◆ **Short exercise**
Exact reproduction is required for all entries.

◆ **Material to process**
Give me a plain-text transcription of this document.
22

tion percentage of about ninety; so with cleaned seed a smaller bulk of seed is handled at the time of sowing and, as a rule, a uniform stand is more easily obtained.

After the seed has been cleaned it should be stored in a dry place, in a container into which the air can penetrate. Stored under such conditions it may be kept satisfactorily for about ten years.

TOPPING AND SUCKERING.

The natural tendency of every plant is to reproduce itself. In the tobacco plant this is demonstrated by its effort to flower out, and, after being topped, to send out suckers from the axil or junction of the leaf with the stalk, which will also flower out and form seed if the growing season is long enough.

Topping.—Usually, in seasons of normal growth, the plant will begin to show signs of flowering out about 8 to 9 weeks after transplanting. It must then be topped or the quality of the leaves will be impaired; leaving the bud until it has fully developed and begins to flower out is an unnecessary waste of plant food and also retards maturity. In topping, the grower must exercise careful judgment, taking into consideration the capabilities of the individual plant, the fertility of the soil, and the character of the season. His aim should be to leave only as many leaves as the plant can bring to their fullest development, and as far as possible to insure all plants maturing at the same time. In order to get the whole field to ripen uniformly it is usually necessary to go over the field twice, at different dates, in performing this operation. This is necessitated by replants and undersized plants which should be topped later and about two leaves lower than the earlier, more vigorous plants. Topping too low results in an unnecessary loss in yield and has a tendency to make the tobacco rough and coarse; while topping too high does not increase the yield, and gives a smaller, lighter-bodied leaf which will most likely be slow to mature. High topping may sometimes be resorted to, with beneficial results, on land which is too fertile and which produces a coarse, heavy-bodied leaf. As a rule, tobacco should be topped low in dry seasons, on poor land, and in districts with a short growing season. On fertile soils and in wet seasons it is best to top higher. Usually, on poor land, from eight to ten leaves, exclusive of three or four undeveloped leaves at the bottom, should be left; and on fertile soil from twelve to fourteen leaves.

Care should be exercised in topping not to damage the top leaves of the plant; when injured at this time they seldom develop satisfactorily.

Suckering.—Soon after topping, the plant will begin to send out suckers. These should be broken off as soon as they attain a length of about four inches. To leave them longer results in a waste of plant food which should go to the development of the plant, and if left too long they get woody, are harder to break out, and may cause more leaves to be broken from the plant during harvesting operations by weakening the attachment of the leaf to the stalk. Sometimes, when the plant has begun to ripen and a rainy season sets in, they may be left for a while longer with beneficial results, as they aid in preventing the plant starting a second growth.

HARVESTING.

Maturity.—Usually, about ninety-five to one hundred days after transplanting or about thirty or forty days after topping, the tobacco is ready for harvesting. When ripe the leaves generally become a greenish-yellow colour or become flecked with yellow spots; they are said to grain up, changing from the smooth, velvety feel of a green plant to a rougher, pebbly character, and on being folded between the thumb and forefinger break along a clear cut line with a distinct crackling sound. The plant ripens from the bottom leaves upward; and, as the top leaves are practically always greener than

◆ **Response**
Give me a plain-text transcription of this document.
22

tion percentage of about ninety; so with cleaned seed a smaller bulk of seed is handled at the time of sowing and, as a rule, a uniform stand is more easily obtained.

After the seed has been cleaned it should be stored in a dry place, in a container into which the air can penetrate. Stored under such conditions it may be kept satisfactorily for about ten years.

TOPPING AND SUCKERING.

The natural tendency of every plant is to reproduce itself. In the tobacco plant this is demonstrated by its effort to flower out, and, after being topped, to send out suckers from the axil or junction of the leaf with the stalk, which will also flower out and form seed if the growing season is long enough.

Topping.—Usually, in seasons of normal growth, the plant will begin to show signs of flowering out about 8 to 9 weeks after transplanting. It must then be topped or the quality of the leaves will be impaired; leaving the bud until it has fully developed and begins to flower out is an unnecessary waste of plant food and also retards maturity. In topping, the grower must exercise careful judgment, taking into consideration the capabilities of the individual plant, the fertility of the soil, and the character of the season. His aim should be to leave only as many leaves as the plant can bring to their fullest development, and as far as possible to insure all plants maturing at the same time. In order to get the whole field to ripen uniformly it is usually necessary to go over the field twice, at different dates, in performing this operation. This is necessitated by replants and undersized plants which should be topped later and about two leaves lower than the earlier, more vigorous plants. Topping too low results in an unnecessary loss in yield and has a tendency to make the tobacco rough and coarse; while topping too high does not increase the yield, and gives a smaller, lighter-bodied leaf which will most likely be slow to mature. High topping may sometimes be resorted to, with beneficial results, on land which is too fertile and which produces a coarse, heavy-bodied leaf. As a rule, tobacco should be topped low in dry seasons, on poor land, and in districts with a short growing season. On fertile soils and in wet seasons it is best to top higher. Usually, on poor land, from eight to ten leaves, exclusive of three or four undeveloped leaves at the bottom, should be left; and on fertile soil from twelve to fourteen leaves.

Care should be exercised in topping not to damage the top leaves of the plant; when injured at this time they seldom develop satisfactorily.

Suckering.—Soon after topping, the plant will begin to send out suckers. These should be broken off as soon as they attain a length of about four inches. To leave them longer results in a waste of plant food which should go to the development of the plant, and if left too long they get woody, are harder to break out, and may cause more leaves to be broken from the plant during harvesting operations by weakening the attachment of the leaf to the stalk. Sometimes, when the plant has begun to ripen and a rainy season sets in, they may be left for a while longer with beneficial results, as they aid in preventing the plant starting a second growth.

HARVESTING.

Maturity.—Usually, about ninety-five to one hundred days after transplanting or about thirty or forty days after topping, the tobacco is ready for harvesting. When ripe the leaves generally become a greenish-yellow colour or become flecked with yellow spots; they are said to grain up, changing from the smooth, velvety feel of a green plant to a rougher, pebbly character, and on being folded between the thumb and forefinger break along a clear cut line with a distinct crackling sound. The plant ripens from the bottom leaves upward; and, as the top leaves are practically always greener than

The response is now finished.